— START OF INFORMATION PROVIDED —

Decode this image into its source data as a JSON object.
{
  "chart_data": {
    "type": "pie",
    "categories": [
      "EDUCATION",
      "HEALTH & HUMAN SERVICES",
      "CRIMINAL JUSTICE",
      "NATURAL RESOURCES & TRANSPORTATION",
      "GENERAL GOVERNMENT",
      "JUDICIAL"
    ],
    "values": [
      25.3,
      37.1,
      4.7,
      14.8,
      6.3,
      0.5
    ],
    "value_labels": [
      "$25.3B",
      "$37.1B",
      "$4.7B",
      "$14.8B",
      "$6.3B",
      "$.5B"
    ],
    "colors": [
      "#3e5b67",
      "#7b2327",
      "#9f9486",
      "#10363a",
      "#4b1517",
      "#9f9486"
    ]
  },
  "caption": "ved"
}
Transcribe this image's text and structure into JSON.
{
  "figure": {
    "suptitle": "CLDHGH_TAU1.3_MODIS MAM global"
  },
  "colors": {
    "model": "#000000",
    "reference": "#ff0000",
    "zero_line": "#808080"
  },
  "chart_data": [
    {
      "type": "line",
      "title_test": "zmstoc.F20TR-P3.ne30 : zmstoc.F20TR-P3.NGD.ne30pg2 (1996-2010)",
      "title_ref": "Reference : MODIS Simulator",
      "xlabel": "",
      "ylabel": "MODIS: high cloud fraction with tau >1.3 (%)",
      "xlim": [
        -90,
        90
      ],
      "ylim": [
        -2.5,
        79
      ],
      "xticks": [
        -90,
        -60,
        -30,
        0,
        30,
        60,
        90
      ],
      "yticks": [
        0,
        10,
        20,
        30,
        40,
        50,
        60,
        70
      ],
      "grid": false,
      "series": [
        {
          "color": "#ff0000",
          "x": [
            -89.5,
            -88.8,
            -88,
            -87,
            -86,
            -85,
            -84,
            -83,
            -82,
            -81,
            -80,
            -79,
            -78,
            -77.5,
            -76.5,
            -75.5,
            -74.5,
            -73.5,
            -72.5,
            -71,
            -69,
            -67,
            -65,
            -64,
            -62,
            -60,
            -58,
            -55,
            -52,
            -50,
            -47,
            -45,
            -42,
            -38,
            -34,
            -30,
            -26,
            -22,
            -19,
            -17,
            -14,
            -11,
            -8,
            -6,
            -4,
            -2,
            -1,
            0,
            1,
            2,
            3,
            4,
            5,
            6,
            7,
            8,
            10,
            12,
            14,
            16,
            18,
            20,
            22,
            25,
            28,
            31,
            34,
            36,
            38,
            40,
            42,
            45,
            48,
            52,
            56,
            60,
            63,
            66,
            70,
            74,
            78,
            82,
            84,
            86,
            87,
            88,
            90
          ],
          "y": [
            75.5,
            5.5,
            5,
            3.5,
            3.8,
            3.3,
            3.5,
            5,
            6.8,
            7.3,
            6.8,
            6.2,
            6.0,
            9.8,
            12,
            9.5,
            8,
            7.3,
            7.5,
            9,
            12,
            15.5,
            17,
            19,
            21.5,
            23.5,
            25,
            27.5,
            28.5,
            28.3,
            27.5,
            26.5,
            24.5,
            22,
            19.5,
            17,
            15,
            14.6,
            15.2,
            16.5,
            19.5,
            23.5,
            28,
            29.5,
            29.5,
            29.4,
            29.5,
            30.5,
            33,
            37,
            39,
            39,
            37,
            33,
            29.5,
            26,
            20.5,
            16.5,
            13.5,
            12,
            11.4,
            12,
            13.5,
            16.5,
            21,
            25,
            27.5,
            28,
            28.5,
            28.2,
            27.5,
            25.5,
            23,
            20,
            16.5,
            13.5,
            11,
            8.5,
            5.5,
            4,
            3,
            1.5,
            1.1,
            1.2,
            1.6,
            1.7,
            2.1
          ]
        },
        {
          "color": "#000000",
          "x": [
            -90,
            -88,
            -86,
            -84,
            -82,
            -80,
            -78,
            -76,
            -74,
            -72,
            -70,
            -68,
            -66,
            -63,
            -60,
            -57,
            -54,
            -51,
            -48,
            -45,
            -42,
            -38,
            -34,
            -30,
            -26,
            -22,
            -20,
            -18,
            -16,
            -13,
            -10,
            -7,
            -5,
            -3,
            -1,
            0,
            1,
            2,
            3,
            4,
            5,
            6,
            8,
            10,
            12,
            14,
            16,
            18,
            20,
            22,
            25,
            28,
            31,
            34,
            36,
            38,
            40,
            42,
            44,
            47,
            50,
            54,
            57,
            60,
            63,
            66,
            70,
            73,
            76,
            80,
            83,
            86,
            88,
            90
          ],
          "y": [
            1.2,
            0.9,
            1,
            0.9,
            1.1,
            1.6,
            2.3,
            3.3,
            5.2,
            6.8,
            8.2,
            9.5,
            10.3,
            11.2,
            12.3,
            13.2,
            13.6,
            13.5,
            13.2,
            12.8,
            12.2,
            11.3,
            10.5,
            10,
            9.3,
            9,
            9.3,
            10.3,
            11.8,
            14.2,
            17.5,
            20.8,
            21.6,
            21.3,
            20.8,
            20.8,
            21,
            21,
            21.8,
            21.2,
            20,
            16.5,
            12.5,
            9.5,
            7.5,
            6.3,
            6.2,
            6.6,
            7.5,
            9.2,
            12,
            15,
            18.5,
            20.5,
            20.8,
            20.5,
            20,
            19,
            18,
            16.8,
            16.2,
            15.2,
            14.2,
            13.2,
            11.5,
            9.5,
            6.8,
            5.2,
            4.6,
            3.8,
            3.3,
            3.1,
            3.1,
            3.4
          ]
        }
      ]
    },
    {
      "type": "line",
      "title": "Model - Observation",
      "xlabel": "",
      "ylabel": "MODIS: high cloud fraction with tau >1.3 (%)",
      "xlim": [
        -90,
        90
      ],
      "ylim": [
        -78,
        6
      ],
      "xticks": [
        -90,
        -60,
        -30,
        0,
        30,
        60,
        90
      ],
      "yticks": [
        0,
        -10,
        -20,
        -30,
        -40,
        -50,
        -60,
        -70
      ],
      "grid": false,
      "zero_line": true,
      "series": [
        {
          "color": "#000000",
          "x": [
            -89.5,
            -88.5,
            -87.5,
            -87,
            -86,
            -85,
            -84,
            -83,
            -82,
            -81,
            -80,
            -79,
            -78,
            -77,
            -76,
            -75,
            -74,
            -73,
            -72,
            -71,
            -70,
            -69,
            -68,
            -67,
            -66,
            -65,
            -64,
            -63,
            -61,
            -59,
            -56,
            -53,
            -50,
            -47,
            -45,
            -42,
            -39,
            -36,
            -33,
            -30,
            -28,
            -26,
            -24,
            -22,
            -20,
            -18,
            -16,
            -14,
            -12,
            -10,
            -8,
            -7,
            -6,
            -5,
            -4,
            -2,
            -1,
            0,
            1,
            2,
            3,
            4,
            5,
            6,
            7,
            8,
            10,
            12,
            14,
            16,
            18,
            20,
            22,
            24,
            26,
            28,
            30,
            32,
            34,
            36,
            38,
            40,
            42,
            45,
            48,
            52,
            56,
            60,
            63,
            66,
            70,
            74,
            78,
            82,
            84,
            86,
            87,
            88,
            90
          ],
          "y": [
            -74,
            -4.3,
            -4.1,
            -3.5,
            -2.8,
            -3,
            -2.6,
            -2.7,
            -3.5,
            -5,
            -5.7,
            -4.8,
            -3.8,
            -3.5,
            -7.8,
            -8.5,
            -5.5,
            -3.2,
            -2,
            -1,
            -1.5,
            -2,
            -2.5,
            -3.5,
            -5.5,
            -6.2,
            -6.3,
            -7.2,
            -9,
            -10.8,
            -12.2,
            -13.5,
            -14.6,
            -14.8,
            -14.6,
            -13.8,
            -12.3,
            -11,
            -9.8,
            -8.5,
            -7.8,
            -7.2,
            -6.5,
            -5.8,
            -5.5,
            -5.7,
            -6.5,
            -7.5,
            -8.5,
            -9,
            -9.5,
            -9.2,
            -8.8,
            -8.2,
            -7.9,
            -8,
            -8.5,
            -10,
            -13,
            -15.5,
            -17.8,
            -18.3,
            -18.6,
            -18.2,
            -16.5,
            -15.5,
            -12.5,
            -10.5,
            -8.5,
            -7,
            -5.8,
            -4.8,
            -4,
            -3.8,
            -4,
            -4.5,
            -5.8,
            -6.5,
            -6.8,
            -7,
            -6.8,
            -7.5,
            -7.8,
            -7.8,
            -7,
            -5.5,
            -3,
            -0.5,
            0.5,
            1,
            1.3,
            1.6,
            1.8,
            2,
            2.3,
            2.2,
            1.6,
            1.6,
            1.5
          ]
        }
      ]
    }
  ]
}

— END OF INFORMATION PROVIDED —

◆ TASK DESCRIPTION: Each line with the string "this" in it needs to be found and copied.

◆ ANSWER TO THE TASK:
Decode this image into its source data as a JSON object.
Transcribe this image's text and structure into JSON.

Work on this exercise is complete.